- _What you should do_
Present every one of the following lines as a Markdown table with two columns, Row for a running number and Line for the text. Skip blank lines, and leave any pictures out of the answer.

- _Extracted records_
%%

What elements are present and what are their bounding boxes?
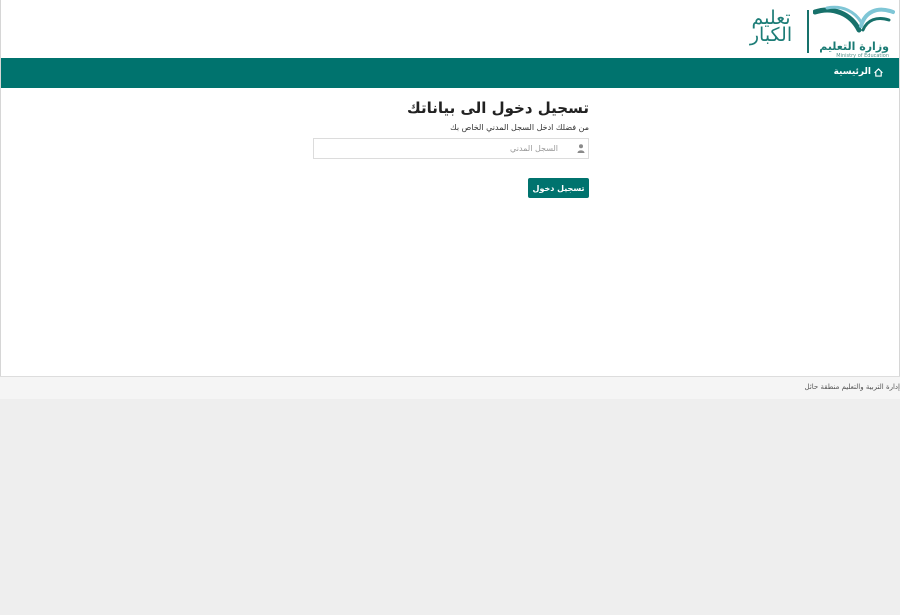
ministry-logo[interactable]: وزارة التعليم Ministry of Education	[813, 4, 895, 59]
login-subtitle: من فضلك ادخل السجل المدني الخاص بك	[450, 123, 589, 132]
ministry-name-ar: وزارة التعليم	[819, 40, 889, 53]
site-header: وزارة التعليم Ministry of Education تعلي…	[1, 0, 899, 59]
nav-home-label: الرئيسية	[833, 67, 871, 77]
brand-line-2: الكبار	[749, 24, 793, 46]
book-wings-icon	[813, 5, 895, 33]
user-icon	[577, 144, 585, 153]
site-footer: إدارة التربية والتعليم منطقة حائل	[0, 376, 900, 399]
login-button[interactable]: تسجيل دخول	[528, 178, 589, 198]
civil-id-input[interactable]	[314, 139, 572, 158]
brand-logo[interactable]: تعليم الكبار	[741, 9, 801, 46]
home-icon	[874, 67, 883, 77]
login-form: تسجيل دخول الى بياناتك من فضلك ادخل السج…	[313, 98, 589, 198]
login-title: تسجيل دخول الى بياناتك	[406, 99, 589, 117]
main-navbar: الرئيسية	[1, 58, 899, 88]
header-divider	[807, 10, 809, 53]
page-container: وزارة التعليم Ministry of Education تعلي…	[0, 0, 900, 376]
footer-text: إدارة التربية والتعليم منطقة حائل	[804, 383, 900, 391]
nav-home-link[interactable]: الرئيسية	[834, 67, 883, 77]
civil-id-field-wrapper	[313, 138, 589, 159]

%%

- _Exercise response_
| Row | Line |
|---|---|
| 1 | What elements are present and what are their bounding boxes? |
| 2 | ministry-logo[interactable]: وزارة التعليم Ministry of Education	[813, 4, 895, 59] |
| 3 | login-subtitle: من فضلك ادخل السجل المدني الخاص بك	[450, 123, 589, 132] |
| 4 | ministry-name-ar: وزارة التعليم	[819, 40, 889, 53] |
| 5 | site-header: وزارة التعليم Ministry of Education تعلي…	[1, 0, 899, 59] |
| 6 | nav-home-label: الرئيسية	[833, 67, 871, 77] |
| 7 | brand-line-2: الكبار	[749, 24, 793, 46] |
| 8 | book-wings-icon	[813, 5, 895, 33] |
| 9 | user-icon	[577, 144, 585, 153] |
| 10 | site-footer: إدارة التربية والتعليم منطقة حائل	[0, 376, 900, 399] |
| 11 | login-button[interactable]: تسجيل دخول	[528, 178, 589, 198] |
| 12 | civil-id-input[interactable]	[314, 139, 572, 158] |
| 13 | brand-logo[interactable]: تعليم الكبار	[741, 9, 801, 46] |
| 14 | home-icon	[874, 67, 883, 77] |
| 15 | login-form: تسجيل دخول الى بياناتك من فضلك ادخل السج…	[313, 98, 589, 198] |
| 16 | login-title: تسجيل دخول الى بياناتك	[406, 99, 589, 117] |
| 17 | main-navbar: الرئيسية	[1, 58, 899, 88] |
| 18 | header-divider	[807, 10, 809, 53] |
| 19 | page-container: وزارة التعليم Ministry of Education تعلي…	[0, 0, 900, 376] |
| 20 | footer-text: إدارة التربية والتعليم منطقة حائل	[804, 383, 900, 391] |
| 21 | nav-home-link[interactable]: الرئيسية	[834, 67, 883, 77] |
| 22 | civil-id-field-wrapper	[313, 138, 589, 159] |